*** DATA TO PROCESS

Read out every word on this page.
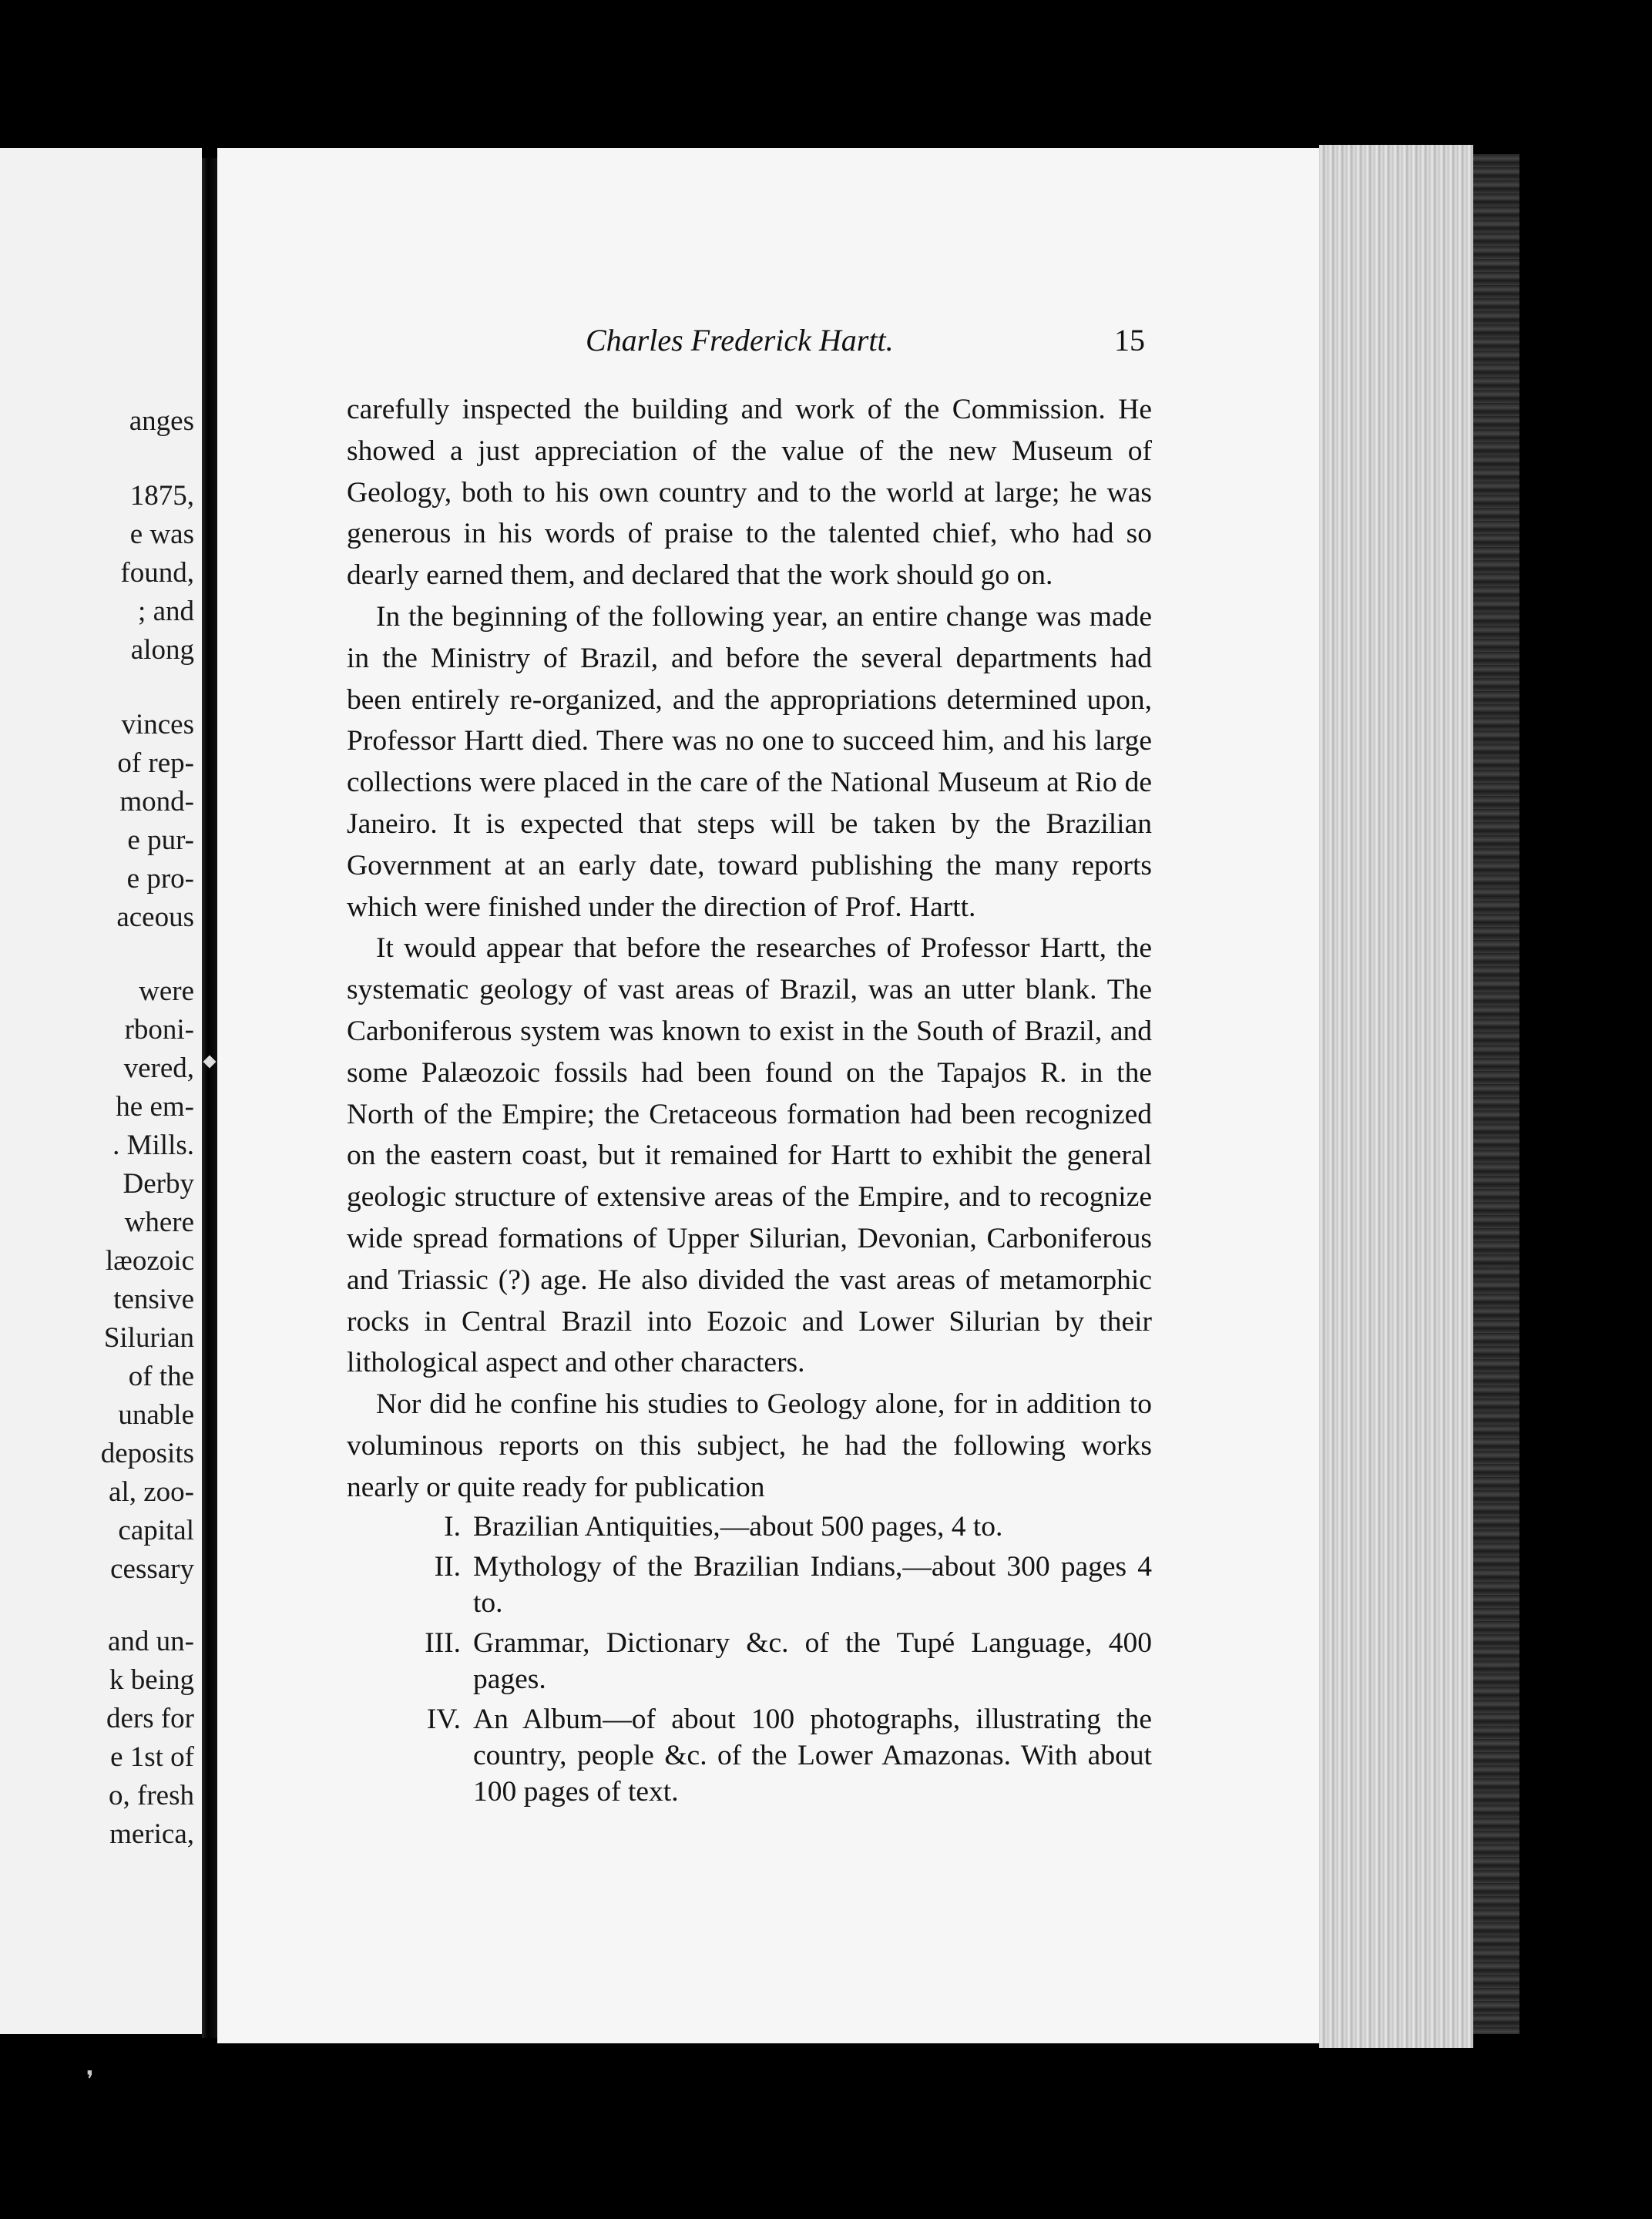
anges
1875,
e was
found,
; and
along
vinces
of rep-
mond-
e pur-
e pro-
aceous
were
rboni-
vered,
he em-
. Mills.
Derby
where
læozoic
tensive
Silurian
of the
unable
deposits
al, zoo-
capital
cessary
and un-
k being
ders for
e 1st of
o, fresh
merica,
❜
Charles Frederick Hartt.	15

carefully inspected the building and work of the Commission. He showed a just appreciation of the value of the new Museum of Geology, both to his own country and to the world at large; he was generous in his words of praise to the talented chief, who had so dearly earned them, and declared that the work should go on.

In the beginning of the following year, an entire change was made in the Ministry of Brazil, and before the several departments had been entirely re-organized, and the appropriations determined upon, Professor Hartt died. There was no one to succeed him, and his large collections were placed in the care of the National Museum at Rio de Janeiro. It is expected that steps will be taken by the Brazilian Government at an early date, toward publishing the many reports which were finished under the direction of Prof. Hartt.

It would appear that before the researches of Professor Hartt, the systematic geology of vast areas of Brazil, was an utter blank. The Carboniferous system was known to exist in the South of Brazil, and some Palæozoic fossils had been found on the Tapajos R. in the North of the Empire; the Cretaceous formation had been recognized on the eastern coast, but it remained for Hartt to exhibit the general geologic structure of extensive areas of the Empire, and to recognize wide spread formations of Upper Silurian, Devonian, Carboniferous and Triassic (?) age. He also divided the vast areas of metamorphic rocks in Central Brazil into Eozoic and Lower Silurian by their lithological aspect and other characters.

Nor did he confine his studies to Geology alone, for in addition to voluminous reports on this subject, he had the following works nearly or quite ready for publication

I. Brazilian Antiquities,—about 500 pages, 4 to.
II. Mythology of the Brazilian Indians,—about 300 pages 4 to.
III. Grammar, Dictionary &c. of the Tupé Language, 400 pages.
IV. An Album—of about 100 photographs, illustrating the country, people &c. of the Lower Amazonas. With about 100 pages of text.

******

INSTRUCTION: Every line containing the string "pages" must be listed.

RESPONSE TO THIS EXERCISE:
I. Brazilian Antiquities,—about 500 pages, 4 to.
II. Mythology of the Brazilian Indians,—about 300 pages 4 to.
III. Grammar, Dictionary &c. of the Tupé Language, 400 pages.
IV. An Album—of about 100 photographs, illustrating the country, people &c. of the Lower Amazonas. With about 100 pages of text.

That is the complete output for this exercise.